◆ Written instruction ◆
Give the listing again exactly, omitting its images.
──────── Available records
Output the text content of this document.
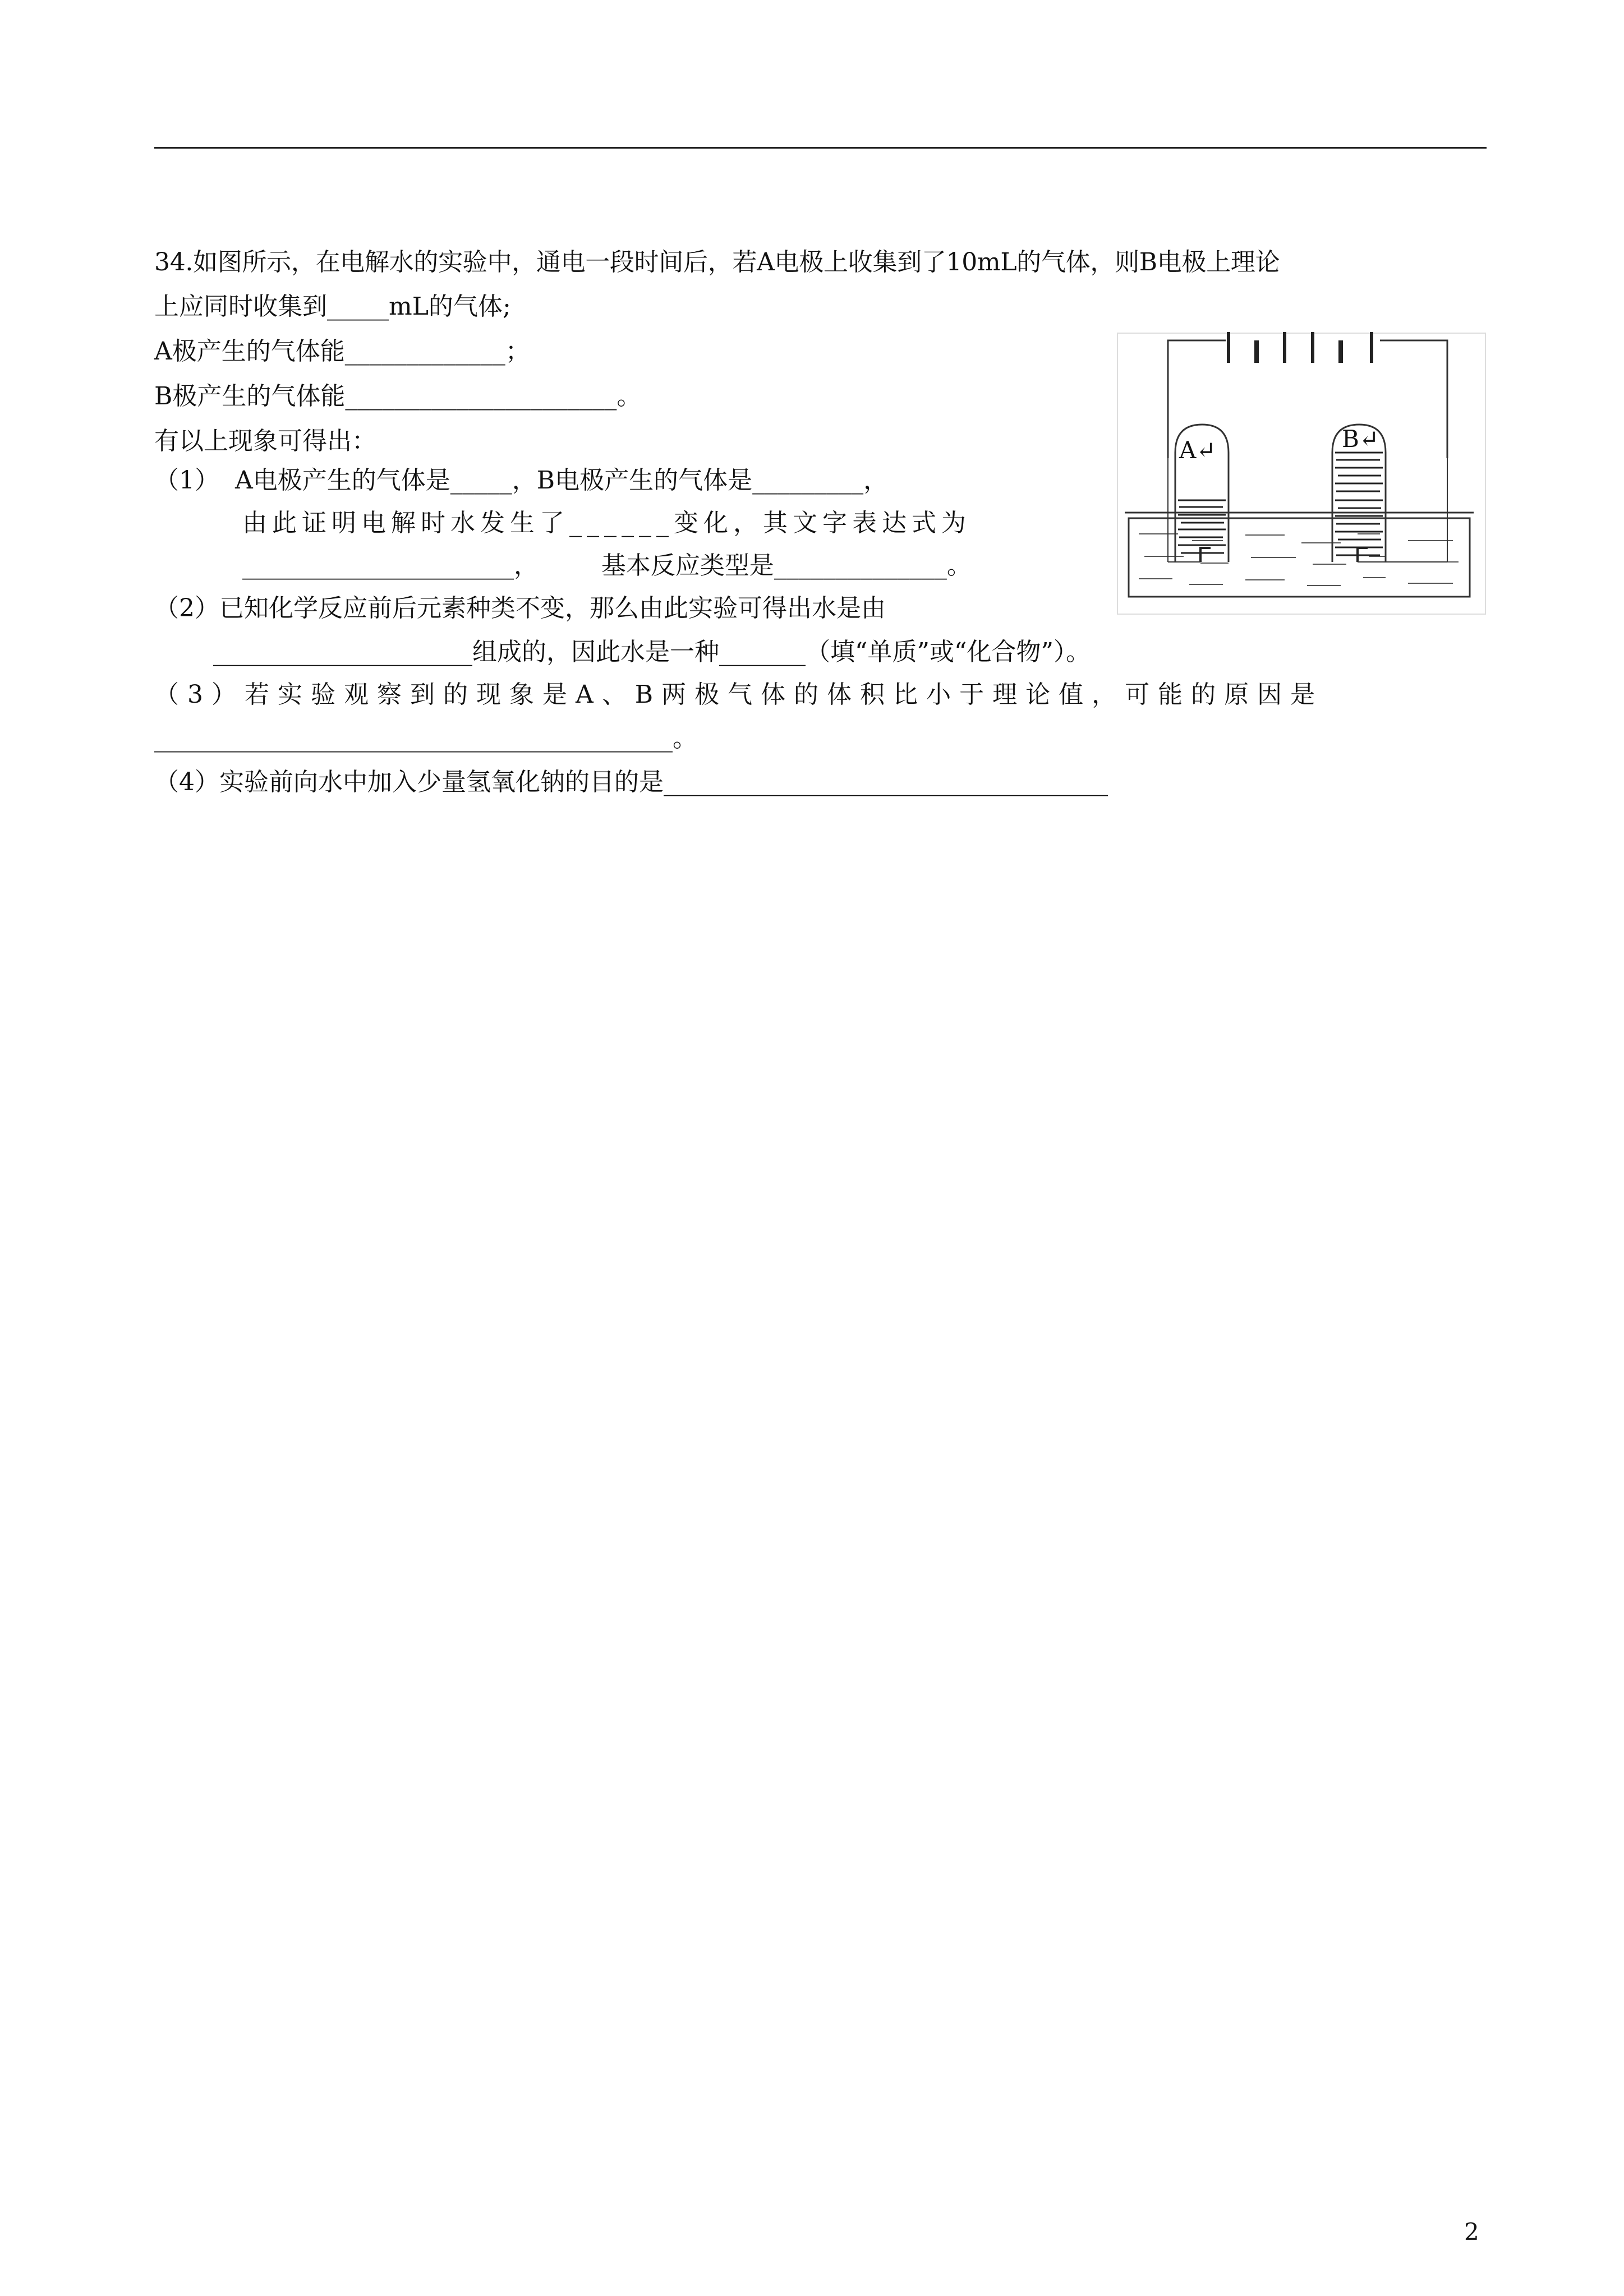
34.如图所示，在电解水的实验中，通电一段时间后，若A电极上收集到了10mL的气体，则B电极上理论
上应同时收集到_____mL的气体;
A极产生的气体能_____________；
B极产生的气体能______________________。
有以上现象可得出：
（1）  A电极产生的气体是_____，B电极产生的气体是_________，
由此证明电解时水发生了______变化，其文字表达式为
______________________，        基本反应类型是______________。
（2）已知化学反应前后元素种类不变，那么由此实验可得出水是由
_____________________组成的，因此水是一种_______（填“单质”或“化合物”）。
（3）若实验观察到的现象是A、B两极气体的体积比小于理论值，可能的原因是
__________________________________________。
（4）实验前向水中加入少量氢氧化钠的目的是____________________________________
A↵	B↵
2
────────────────
◆ Exercise output ◆
Output the text content of this document.
34.如图所示，在电解水的实验中，通电一段时间后，若A电极上收集到了10mL的气体，则B电极上理论
上应同时收集到_____mL的气体;
A极产生的气体能_____________；
B极产生的气体能______________________。
有以上现象可得出：
（1）  A电极产生的气体是_____，B电极产生的气体是_________，
由此证明电解时水发生了______变化，其文字表达式为
______________________，        基本反应类型是______________。
（2）已知化学反应前后元素种类不变，那么由此实验可得出水是由
_____________________组成的，因此水是一种_______（填“单质”或“化合物”）。
（3）若实验观察到的现象是A、B两极气体的体积比小于理论值，可能的原因是
__________________________________________。
（4）实验前向水中加入少量氢氧化钠的目的是____________________________________
A↵	B↵
2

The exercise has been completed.